__Data for this exercise__.
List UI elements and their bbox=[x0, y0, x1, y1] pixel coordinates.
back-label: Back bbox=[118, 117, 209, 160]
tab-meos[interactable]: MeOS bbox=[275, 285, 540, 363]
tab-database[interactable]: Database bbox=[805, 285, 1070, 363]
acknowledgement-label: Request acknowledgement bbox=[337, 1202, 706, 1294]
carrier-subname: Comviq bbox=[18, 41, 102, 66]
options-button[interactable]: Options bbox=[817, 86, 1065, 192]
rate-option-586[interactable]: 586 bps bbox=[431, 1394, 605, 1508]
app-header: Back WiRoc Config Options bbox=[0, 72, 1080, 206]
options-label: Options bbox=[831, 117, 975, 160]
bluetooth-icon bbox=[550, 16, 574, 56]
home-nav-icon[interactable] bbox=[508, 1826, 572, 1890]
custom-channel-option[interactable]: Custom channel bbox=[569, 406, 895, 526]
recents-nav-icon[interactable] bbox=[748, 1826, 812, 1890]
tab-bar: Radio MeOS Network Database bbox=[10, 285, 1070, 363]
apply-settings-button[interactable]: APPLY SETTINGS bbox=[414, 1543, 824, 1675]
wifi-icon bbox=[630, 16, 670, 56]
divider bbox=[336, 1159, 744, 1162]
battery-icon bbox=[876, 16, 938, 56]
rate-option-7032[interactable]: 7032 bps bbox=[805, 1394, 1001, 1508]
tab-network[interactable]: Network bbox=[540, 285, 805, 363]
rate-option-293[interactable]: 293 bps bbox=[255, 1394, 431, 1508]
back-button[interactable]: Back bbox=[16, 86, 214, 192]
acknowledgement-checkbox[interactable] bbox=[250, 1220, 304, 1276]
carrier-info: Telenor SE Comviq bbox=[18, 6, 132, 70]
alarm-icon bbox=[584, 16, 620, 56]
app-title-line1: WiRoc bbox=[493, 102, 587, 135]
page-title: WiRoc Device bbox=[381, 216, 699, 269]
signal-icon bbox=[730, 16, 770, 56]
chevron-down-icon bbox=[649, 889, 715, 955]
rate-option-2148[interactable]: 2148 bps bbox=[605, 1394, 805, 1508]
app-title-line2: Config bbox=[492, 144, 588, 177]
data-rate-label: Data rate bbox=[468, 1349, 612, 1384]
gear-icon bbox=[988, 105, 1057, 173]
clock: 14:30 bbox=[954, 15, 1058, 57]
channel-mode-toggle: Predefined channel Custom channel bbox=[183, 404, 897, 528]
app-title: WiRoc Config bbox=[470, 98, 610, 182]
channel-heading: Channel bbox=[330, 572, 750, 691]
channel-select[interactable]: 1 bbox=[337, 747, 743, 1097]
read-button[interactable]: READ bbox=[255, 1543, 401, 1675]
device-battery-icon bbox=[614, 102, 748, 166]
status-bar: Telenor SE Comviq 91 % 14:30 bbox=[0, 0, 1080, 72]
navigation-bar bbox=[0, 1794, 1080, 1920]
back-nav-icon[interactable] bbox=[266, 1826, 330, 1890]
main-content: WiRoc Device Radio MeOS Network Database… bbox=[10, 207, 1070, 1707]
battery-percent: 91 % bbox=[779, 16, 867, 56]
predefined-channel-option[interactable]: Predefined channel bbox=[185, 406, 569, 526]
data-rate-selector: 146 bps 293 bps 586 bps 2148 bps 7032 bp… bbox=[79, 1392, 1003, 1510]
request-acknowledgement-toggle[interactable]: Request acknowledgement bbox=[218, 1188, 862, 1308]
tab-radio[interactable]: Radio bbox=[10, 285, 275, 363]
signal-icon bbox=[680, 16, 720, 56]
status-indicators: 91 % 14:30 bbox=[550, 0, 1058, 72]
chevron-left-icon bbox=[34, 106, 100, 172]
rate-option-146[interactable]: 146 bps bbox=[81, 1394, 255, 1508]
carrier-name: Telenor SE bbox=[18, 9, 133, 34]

__Work instructions__. Copy these lines word for word, from top to bottom.

__Solved exercise__.
List UI elements and their bbox=[x0, y0, x1, y1] pixel coordinates.
back-label: Back bbox=[118, 117, 209, 160]
tab-meos[interactable]: MeOS bbox=[275, 285, 540, 363]
tab-database[interactable]: Database bbox=[805, 285, 1070, 363]
acknowledgement-label: Request acknowledgement bbox=[337, 1202, 706, 1294]
carrier-subname: Comviq bbox=[18, 41, 102, 66]
options-button[interactable]: Options bbox=[817, 86, 1065, 192]
rate-option-586[interactable]: 586 bps bbox=[431, 1394, 605, 1508]
app-header: Back WiRoc Config Options bbox=[0, 72, 1080, 206]
options-label: Options bbox=[831, 117, 975, 160]
bluetooth-icon bbox=[550, 16, 574, 56]
home-nav-icon[interactable] bbox=[508, 1826, 572, 1890]
custom-channel-option[interactable]: Custom channel bbox=[569, 406, 895, 526]
recents-nav-icon[interactable] bbox=[748, 1826, 812, 1890]
tab-bar: Radio MeOS Network Database bbox=[10, 285, 1070, 363]
apply-settings-button[interactable]: APPLY SETTINGS bbox=[414, 1543, 824, 1675]
wifi-icon bbox=[630, 16, 670, 56]
divider bbox=[336, 1159, 744, 1162]
battery-icon bbox=[876, 16, 938, 56]
rate-option-7032[interactable]: 7032 bps bbox=[805, 1394, 1001, 1508]
tab-network[interactable]: Network bbox=[540, 285, 805, 363]
rate-option-293[interactable]: 293 bps bbox=[255, 1394, 431, 1508]
back-button[interactable]: Back bbox=[16, 86, 214, 192]
acknowledgement-checkbox[interactable] bbox=[250, 1220, 304, 1276]
carrier-info: Telenor SE Comviq bbox=[18, 6, 132, 70]
alarm-icon bbox=[584, 16, 620, 56]
app-title-line1: WiRoc bbox=[493, 102, 587, 135]
page-title: WiRoc Device bbox=[381, 216, 699, 269]
signal-icon bbox=[730, 16, 770, 56]
chevron-down-icon bbox=[649, 889, 715, 955]
rate-option-2148[interactable]: 2148 bps bbox=[605, 1394, 805, 1508]
app-title-line2: Config bbox=[492, 144, 588, 177]
data-rate-label: Data rate bbox=[468, 1349, 612, 1384]
gear-icon bbox=[988, 105, 1057, 173]
clock: 14:30 bbox=[954, 15, 1058, 57]
channel-mode-toggle: Predefined channel Custom channel bbox=[183, 404, 897, 528]
app-title: WiRoc Config bbox=[470, 98, 610, 182]
channel-heading: Channel bbox=[330, 572, 750, 691]
channel-select[interactable]: 1 bbox=[337, 747, 743, 1097]
read-button[interactable]: READ bbox=[255, 1543, 401, 1675]
device-battery-icon bbox=[614, 102, 748, 166]
status-bar: Telenor SE Comviq 91 % 14:30 bbox=[0, 0, 1080, 72]
navigation-bar bbox=[0, 1794, 1080, 1920]
back-nav-icon[interactable] bbox=[266, 1826, 330, 1890]
main-content: WiRoc Device Radio MeOS Network Database… bbox=[10, 207, 1070, 1707]
battery-percent: 91 % bbox=[779, 16, 867, 56]
predefined-channel-option[interactable]: Predefined channel bbox=[185, 406, 569, 526]
data-rate-selector: 146 bps 293 bps 586 bps 2148 bps 7032 bp… bbox=[79, 1392, 1003, 1510]
request-acknowledgement-toggle[interactable]: Request acknowledgement bbox=[218, 1188, 862, 1308]
tab-radio[interactable]: Radio bbox=[10, 285, 275, 363]
signal-icon bbox=[680, 16, 720, 56]
status-indicators: 91 % 14:30 bbox=[550, 0, 1058, 72]
chevron-left-icon bbox=[34, 106, 100, 172]
rate-option-146[interactable]: 146 bps bbox=[81, 1394, 255, 1508]
carrier-name: Telenor SE bbox=[18, 9, 133, 34]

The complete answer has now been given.